## Objective
Find the lines below that contain the string "miejsce". Copy each one.

-- start --

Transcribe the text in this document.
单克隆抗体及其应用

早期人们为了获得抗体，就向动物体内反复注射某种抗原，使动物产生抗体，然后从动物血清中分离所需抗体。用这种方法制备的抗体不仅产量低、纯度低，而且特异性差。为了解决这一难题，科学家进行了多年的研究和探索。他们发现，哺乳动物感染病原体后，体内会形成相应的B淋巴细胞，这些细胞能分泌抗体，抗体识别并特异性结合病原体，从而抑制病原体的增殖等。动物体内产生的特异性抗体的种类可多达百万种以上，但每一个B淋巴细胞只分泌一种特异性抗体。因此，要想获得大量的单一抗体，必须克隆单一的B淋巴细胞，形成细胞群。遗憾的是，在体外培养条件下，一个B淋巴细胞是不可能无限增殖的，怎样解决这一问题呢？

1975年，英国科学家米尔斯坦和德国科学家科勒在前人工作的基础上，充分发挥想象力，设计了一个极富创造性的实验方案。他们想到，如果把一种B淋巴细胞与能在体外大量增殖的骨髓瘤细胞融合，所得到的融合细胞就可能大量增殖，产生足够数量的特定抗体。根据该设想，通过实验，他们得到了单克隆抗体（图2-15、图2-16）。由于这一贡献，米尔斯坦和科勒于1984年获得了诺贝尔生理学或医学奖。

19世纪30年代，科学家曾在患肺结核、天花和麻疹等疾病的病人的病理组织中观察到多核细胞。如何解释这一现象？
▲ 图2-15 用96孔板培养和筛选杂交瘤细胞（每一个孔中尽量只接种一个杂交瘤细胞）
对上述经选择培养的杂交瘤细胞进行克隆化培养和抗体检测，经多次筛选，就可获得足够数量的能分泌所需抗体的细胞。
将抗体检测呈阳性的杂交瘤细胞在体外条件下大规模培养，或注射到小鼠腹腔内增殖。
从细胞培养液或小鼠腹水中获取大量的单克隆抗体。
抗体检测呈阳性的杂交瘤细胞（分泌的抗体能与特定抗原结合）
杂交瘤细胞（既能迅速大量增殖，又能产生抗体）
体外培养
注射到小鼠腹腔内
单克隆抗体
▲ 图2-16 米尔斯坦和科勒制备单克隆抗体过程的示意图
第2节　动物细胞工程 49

-- end --
-- start --

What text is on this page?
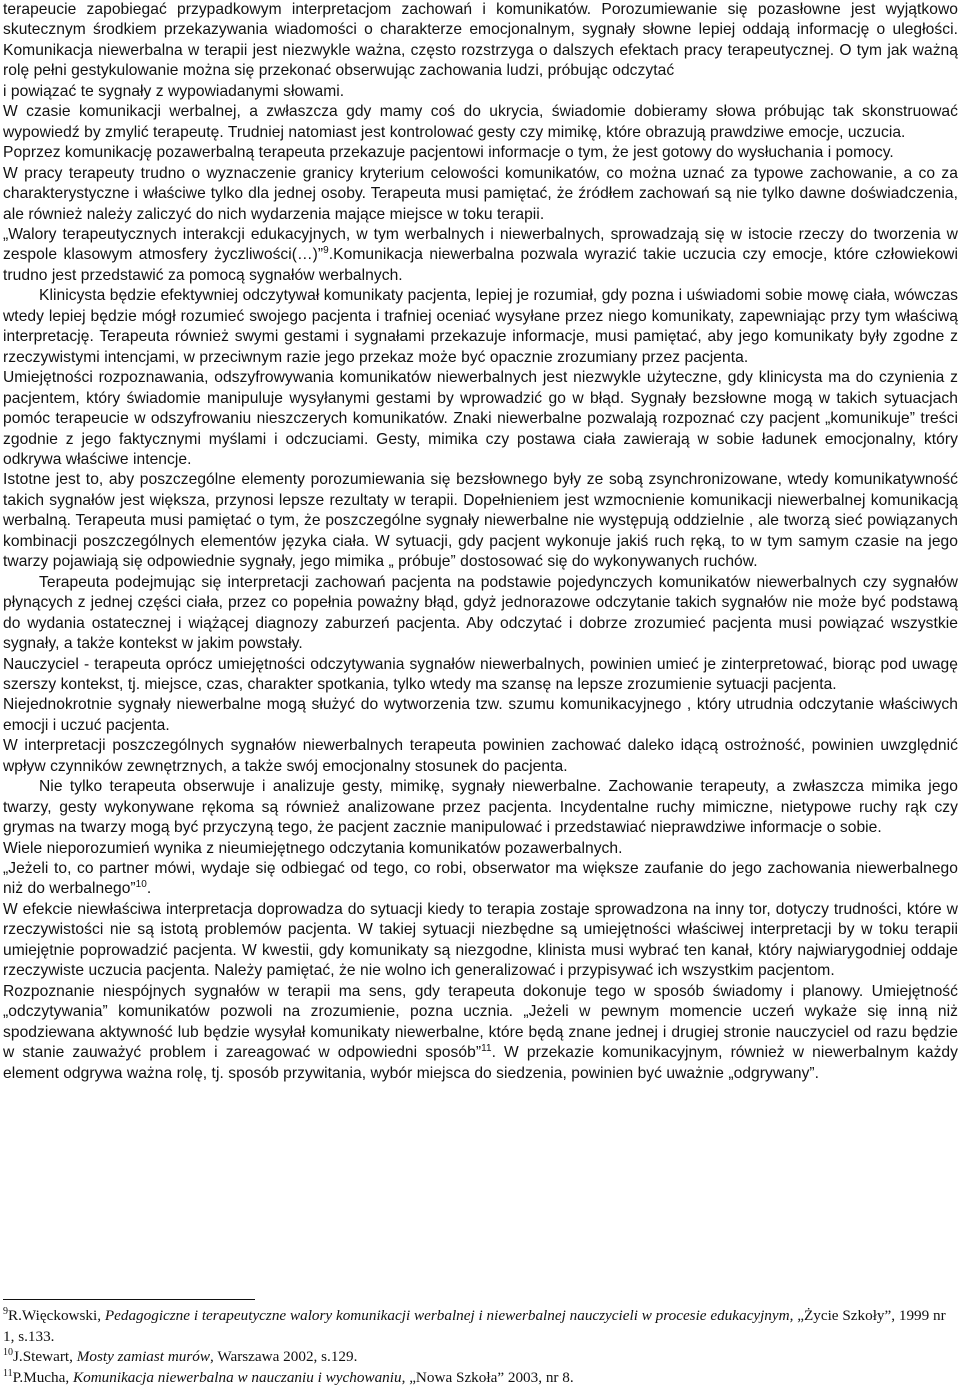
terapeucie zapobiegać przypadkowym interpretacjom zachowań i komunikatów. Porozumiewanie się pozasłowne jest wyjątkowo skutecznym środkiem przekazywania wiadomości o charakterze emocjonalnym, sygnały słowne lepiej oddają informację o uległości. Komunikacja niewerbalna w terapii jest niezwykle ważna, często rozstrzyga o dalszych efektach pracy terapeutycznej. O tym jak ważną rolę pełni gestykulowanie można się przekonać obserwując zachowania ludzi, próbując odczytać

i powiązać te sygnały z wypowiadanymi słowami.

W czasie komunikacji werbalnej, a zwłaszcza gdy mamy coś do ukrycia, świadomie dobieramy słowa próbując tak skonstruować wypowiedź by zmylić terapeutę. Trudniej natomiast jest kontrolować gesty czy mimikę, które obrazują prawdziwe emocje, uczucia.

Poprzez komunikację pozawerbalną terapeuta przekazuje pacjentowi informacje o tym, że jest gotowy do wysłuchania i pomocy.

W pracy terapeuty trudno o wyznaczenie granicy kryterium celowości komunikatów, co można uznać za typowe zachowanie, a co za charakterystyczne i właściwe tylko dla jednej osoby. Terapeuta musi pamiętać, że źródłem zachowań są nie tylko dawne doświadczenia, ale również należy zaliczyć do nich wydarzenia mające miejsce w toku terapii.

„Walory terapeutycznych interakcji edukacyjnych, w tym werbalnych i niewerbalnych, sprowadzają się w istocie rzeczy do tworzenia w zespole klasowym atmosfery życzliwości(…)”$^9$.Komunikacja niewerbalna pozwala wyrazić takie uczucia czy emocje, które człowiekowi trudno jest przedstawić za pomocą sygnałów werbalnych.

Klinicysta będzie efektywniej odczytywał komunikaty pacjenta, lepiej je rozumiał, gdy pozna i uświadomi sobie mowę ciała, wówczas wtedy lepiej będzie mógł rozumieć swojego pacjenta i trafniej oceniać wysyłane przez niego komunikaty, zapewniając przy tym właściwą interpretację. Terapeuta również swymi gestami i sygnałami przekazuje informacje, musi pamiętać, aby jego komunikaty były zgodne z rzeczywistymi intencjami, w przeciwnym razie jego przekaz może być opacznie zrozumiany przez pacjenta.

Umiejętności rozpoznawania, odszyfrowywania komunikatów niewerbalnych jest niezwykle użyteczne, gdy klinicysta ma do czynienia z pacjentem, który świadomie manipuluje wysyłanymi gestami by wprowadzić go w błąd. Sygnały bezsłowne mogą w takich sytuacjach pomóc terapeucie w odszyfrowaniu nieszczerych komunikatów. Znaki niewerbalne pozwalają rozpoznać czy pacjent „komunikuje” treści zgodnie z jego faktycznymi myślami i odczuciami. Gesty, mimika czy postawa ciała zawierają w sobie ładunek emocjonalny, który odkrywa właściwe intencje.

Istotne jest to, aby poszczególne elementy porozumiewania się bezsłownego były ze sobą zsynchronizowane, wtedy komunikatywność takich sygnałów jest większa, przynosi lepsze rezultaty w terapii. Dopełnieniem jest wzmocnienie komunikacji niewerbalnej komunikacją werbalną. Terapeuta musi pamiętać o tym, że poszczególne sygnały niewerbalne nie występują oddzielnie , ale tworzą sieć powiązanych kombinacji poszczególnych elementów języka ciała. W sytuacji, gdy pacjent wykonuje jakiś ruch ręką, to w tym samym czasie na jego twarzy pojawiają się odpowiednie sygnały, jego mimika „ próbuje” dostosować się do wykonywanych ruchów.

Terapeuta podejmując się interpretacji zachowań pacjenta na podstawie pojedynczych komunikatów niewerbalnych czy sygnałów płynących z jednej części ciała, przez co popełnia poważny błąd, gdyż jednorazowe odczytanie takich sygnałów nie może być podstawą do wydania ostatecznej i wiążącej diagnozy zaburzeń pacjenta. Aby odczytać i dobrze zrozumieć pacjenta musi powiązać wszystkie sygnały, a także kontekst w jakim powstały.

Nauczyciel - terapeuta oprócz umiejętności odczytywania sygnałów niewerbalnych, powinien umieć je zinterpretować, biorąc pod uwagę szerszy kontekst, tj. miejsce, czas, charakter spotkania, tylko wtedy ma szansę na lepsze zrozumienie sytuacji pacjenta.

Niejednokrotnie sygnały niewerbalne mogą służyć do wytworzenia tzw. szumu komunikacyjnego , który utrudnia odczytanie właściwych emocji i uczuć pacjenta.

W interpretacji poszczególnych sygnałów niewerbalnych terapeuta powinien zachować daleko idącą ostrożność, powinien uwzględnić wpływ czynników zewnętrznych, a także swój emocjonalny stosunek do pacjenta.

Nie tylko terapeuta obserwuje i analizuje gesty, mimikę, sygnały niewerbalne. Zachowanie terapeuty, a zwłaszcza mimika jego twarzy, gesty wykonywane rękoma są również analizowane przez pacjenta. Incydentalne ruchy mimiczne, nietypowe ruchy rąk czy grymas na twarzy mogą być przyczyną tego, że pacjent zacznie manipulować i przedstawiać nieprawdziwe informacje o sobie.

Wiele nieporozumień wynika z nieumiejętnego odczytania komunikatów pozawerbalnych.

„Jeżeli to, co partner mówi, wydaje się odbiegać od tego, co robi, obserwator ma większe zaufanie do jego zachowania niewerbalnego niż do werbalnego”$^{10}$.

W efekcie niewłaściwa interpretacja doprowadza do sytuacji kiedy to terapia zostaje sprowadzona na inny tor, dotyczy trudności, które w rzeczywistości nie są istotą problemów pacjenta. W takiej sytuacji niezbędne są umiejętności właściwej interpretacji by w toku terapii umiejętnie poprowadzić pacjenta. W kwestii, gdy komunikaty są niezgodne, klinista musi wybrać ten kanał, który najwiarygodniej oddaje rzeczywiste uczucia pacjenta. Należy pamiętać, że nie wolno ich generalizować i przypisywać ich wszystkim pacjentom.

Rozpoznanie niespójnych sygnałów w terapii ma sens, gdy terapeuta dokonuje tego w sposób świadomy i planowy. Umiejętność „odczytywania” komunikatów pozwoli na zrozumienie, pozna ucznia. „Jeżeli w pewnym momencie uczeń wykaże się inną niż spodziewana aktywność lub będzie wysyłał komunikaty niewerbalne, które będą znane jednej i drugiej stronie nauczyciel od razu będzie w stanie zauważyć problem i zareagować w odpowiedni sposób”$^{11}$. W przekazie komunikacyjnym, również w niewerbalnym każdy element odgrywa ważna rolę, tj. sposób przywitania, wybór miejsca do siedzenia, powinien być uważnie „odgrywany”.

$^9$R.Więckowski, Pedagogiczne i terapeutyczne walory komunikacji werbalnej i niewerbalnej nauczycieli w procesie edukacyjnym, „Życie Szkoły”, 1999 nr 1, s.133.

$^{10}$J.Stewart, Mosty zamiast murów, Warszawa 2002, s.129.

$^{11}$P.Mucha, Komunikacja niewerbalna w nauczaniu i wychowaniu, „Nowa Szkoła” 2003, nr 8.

-- end --
-- start --

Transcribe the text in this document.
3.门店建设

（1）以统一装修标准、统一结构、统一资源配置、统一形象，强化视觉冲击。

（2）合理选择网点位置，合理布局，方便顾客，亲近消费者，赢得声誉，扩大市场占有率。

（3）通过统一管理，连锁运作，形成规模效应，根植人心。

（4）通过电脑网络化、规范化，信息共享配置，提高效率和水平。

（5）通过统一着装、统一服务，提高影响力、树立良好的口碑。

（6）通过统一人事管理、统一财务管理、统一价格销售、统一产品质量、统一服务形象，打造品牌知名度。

-- end --

## Result of this task
W pracy terapeuty trudno o wyznaczenie granicy kryterium celowości komunikatów, co można uznać za typowe zachowanie, a co za charakterystyczne i właściwe tylko dla jednej osoby. Terapeuta musi pamiętać, że źródłem zachowań są nie tylko dawne doświadczenia, ale również należy zaliczyć do nich wydarzenia mające miejsce w toku terapii.
Nauczyciel - terapeuta oprócz umiejętności odczytywania sygnałów niewerbalnych, powinien umieć je zinterpretować, biorąc pod uwagę szerszy kontekst, tj. miejsce, czas, charakter spotkania, tylko wtedy ma szansę na lepsze zrozumienie sytuacji pacjenta.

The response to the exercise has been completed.